» **Extracted information**:
▬▬▬▬▬▬▬▬▬▬

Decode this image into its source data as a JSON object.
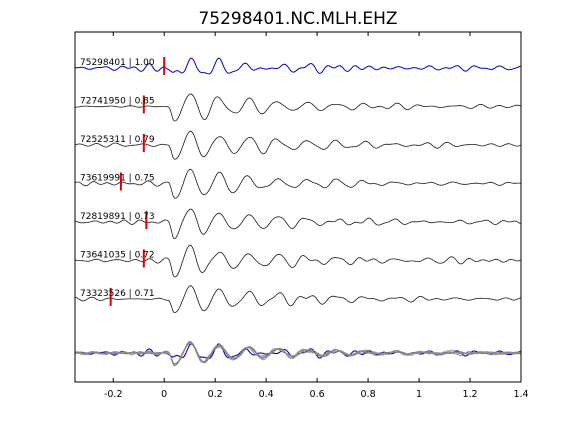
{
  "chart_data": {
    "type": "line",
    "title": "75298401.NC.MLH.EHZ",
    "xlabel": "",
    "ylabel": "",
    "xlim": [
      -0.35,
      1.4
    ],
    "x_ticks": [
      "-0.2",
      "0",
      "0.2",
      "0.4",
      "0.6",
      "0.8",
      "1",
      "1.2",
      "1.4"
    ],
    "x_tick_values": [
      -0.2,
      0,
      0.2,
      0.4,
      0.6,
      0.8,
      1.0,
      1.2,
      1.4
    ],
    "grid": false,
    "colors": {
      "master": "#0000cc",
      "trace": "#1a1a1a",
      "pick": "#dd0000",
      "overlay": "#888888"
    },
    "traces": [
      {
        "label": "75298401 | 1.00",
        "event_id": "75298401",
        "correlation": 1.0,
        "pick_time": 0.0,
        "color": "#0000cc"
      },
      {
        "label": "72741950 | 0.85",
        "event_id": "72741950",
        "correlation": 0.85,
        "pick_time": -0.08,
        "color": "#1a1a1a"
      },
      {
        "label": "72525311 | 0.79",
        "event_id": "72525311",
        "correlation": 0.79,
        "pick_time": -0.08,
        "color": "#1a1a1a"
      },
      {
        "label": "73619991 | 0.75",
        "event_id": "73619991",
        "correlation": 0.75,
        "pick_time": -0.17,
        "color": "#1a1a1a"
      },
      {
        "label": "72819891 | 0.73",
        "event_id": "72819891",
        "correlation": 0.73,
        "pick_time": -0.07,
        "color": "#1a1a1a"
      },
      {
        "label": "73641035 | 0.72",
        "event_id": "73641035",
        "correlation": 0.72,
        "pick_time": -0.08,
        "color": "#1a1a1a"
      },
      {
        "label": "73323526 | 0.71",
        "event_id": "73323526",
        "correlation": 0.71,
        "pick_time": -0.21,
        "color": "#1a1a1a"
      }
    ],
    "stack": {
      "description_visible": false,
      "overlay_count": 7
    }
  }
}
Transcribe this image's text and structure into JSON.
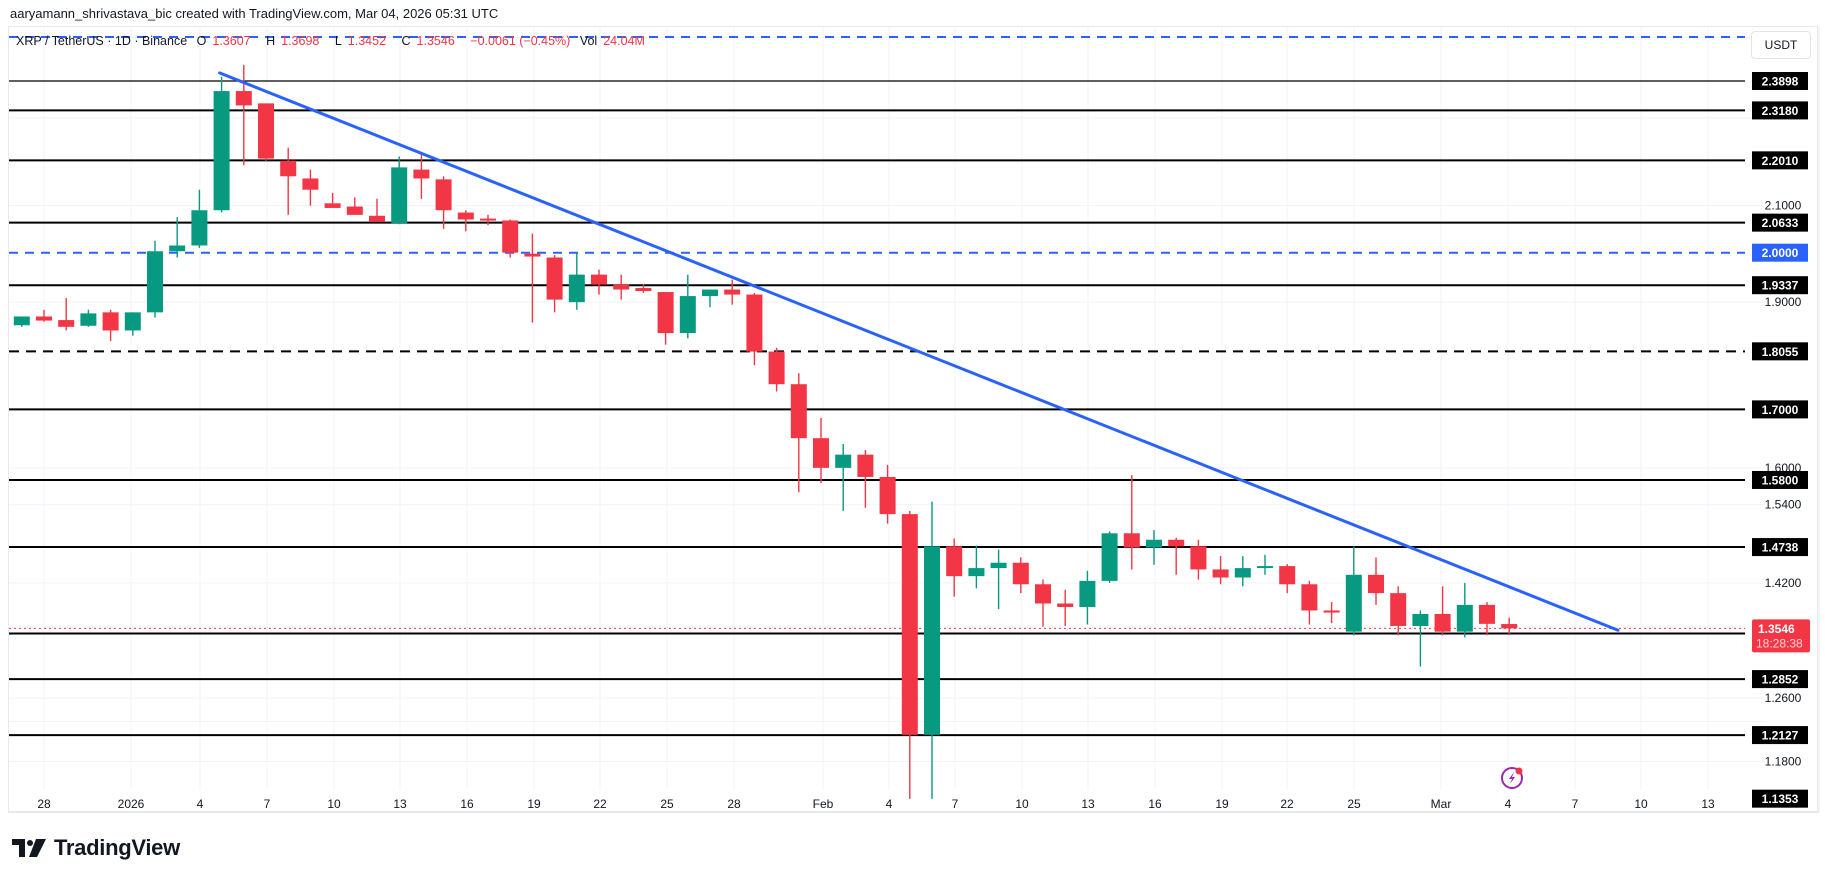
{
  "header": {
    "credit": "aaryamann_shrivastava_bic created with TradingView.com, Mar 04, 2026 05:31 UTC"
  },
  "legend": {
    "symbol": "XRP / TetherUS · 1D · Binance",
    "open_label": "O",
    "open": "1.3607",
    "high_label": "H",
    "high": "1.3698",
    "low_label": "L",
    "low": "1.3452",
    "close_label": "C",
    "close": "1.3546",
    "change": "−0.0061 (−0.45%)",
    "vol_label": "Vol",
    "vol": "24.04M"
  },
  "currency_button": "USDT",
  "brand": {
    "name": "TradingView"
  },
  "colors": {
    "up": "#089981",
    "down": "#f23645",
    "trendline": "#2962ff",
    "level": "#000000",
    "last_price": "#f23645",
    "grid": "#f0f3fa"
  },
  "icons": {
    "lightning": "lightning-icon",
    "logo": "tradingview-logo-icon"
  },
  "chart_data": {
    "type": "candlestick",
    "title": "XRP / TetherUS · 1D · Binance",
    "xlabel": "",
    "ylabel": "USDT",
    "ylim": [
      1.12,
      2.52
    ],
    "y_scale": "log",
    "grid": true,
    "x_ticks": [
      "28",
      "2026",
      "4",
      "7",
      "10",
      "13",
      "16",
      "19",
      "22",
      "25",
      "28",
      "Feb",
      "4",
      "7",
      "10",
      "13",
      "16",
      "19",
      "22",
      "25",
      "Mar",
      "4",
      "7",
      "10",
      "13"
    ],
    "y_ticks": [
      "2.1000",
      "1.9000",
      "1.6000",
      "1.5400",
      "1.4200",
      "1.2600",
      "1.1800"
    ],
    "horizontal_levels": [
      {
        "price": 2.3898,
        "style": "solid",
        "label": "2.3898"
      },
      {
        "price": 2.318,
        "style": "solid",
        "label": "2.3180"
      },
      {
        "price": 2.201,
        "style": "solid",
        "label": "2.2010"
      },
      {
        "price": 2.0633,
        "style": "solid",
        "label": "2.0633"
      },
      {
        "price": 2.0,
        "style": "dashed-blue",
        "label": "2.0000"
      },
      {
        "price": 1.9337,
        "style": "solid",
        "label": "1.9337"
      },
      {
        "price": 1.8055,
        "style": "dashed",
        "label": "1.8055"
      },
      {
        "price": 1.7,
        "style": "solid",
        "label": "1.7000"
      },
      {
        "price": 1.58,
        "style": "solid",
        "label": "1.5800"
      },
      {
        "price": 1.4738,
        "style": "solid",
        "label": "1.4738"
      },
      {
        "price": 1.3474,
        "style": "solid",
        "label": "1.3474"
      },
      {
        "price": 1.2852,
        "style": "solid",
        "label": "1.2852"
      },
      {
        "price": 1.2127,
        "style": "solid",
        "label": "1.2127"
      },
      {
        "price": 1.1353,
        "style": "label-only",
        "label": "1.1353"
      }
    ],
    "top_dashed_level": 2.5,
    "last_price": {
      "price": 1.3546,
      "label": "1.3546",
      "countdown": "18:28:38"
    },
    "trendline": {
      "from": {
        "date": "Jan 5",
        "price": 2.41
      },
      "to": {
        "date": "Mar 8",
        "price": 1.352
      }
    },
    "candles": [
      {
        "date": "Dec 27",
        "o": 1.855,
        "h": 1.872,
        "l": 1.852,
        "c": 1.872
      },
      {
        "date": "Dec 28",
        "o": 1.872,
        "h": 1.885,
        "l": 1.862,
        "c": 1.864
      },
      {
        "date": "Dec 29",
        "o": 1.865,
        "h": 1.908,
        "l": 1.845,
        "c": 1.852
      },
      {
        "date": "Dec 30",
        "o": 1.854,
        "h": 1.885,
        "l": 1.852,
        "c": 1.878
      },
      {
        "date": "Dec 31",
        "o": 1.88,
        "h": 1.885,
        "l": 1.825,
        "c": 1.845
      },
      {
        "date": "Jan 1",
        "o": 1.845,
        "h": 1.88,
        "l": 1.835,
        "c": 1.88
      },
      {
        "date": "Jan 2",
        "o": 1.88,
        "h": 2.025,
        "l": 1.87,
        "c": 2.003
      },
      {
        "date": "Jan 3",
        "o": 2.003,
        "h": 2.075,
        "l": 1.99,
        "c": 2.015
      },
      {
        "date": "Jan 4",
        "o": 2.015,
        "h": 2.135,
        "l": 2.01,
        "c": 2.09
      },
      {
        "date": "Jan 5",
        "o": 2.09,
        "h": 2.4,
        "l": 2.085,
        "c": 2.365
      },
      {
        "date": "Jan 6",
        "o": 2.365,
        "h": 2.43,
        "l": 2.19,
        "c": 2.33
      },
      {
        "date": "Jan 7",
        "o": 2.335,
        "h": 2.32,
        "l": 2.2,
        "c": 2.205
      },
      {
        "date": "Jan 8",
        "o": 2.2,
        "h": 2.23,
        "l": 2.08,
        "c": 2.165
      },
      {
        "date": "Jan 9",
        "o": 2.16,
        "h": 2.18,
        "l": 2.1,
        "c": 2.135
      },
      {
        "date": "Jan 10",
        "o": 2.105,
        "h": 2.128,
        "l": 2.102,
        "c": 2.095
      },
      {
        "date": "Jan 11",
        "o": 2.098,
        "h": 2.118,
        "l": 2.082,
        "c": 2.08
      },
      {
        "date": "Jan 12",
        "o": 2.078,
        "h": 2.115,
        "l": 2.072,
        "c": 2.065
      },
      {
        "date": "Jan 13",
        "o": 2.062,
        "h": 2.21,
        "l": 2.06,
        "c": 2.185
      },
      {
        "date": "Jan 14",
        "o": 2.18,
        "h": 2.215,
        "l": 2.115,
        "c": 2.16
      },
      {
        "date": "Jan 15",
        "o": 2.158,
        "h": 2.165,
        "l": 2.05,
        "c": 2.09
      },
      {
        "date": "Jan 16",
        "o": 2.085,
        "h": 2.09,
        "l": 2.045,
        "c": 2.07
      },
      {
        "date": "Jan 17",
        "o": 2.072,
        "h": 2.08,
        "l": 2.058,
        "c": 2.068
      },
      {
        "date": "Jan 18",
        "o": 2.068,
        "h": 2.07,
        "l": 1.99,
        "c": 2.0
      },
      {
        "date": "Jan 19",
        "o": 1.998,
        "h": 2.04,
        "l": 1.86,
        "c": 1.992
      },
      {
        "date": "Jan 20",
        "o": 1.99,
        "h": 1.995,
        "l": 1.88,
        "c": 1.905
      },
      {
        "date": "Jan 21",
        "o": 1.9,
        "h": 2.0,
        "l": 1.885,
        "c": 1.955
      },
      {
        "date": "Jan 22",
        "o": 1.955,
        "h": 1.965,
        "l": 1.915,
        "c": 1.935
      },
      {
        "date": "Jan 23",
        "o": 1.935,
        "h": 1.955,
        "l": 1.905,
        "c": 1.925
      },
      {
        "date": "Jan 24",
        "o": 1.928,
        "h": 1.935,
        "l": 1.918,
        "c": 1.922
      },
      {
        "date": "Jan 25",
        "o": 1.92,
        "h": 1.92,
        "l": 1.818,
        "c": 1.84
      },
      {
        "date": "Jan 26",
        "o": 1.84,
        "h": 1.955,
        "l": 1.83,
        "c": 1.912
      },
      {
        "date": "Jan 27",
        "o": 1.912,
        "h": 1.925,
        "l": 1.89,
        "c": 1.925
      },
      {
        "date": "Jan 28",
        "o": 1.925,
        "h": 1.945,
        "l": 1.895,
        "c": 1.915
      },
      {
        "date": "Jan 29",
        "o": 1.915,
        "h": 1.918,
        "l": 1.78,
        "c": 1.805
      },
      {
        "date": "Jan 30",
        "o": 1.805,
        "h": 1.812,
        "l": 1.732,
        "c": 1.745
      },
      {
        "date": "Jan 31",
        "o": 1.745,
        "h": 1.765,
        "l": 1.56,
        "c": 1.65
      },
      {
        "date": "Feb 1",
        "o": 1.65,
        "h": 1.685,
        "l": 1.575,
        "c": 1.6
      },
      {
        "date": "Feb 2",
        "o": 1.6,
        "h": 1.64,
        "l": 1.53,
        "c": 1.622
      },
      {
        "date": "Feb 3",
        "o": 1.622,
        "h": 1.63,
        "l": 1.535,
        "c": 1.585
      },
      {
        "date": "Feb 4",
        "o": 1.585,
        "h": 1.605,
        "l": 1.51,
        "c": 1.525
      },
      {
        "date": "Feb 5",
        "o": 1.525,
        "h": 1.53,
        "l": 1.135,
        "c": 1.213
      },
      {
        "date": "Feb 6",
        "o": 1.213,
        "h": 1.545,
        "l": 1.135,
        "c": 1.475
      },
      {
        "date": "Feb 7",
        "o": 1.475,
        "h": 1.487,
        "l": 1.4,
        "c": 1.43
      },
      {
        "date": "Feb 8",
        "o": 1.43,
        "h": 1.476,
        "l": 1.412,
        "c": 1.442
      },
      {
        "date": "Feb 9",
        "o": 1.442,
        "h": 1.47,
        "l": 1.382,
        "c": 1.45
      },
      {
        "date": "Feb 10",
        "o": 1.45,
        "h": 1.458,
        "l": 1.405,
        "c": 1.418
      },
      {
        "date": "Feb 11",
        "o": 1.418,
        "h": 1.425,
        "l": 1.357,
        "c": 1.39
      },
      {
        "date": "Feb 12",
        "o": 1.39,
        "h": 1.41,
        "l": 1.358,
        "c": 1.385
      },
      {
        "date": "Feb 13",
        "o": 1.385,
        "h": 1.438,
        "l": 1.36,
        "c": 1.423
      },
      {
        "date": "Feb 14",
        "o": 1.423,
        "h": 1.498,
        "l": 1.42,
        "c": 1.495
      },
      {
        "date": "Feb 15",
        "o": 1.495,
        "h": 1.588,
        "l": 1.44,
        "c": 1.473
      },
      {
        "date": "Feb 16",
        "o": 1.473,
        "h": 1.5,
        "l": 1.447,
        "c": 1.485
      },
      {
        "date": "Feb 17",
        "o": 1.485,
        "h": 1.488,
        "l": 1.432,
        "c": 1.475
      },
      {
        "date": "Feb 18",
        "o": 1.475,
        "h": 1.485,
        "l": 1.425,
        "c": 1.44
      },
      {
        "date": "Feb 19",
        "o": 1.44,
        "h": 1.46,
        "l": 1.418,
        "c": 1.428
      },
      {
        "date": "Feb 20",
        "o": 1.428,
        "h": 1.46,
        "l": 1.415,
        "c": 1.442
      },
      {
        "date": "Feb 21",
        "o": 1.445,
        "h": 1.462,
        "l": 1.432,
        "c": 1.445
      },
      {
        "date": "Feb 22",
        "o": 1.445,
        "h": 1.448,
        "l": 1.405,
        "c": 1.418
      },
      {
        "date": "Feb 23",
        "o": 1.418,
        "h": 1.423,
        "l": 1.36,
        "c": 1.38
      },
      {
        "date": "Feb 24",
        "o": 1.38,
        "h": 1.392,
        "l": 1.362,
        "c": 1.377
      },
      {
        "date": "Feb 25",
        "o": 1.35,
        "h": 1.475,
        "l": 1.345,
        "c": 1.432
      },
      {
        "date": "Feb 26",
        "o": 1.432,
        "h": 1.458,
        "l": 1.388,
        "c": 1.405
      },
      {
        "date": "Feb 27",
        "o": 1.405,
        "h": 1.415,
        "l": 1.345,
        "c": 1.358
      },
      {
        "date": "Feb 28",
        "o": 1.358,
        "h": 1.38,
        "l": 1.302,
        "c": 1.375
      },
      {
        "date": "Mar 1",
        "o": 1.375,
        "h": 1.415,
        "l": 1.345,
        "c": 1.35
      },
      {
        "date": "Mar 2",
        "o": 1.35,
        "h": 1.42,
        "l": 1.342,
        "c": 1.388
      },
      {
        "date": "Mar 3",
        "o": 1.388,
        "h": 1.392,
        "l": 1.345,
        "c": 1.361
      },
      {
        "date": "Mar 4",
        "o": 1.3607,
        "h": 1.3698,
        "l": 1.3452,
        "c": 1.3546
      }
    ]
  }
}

▬▬▬▬▬▬▬▬▬▬

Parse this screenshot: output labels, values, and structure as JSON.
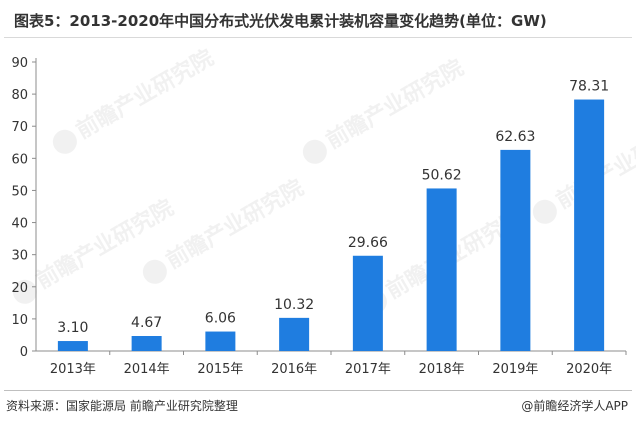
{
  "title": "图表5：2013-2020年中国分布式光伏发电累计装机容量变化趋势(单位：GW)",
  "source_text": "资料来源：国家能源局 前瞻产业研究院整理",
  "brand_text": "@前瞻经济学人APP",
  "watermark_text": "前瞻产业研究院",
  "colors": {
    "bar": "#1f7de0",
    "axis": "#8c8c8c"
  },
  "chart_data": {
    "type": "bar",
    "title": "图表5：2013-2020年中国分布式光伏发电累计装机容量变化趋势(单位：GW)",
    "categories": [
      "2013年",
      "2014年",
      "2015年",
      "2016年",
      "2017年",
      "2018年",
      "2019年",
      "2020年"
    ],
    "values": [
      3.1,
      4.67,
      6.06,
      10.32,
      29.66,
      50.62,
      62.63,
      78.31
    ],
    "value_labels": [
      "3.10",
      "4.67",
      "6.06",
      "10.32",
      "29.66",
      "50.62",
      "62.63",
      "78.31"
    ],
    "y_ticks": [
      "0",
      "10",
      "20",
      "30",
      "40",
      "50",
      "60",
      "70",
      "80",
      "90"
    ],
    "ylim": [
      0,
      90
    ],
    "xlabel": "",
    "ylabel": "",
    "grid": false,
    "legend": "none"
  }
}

▬▬▬▬▬▬▬▬▬▬

» **Exercise**:
Pick out the lines above containing the word "image", then copy them.

» **Solution to this problem**:
Decode this image into its source data as a JSON object.
Transcribe this image's text and structure into JSON.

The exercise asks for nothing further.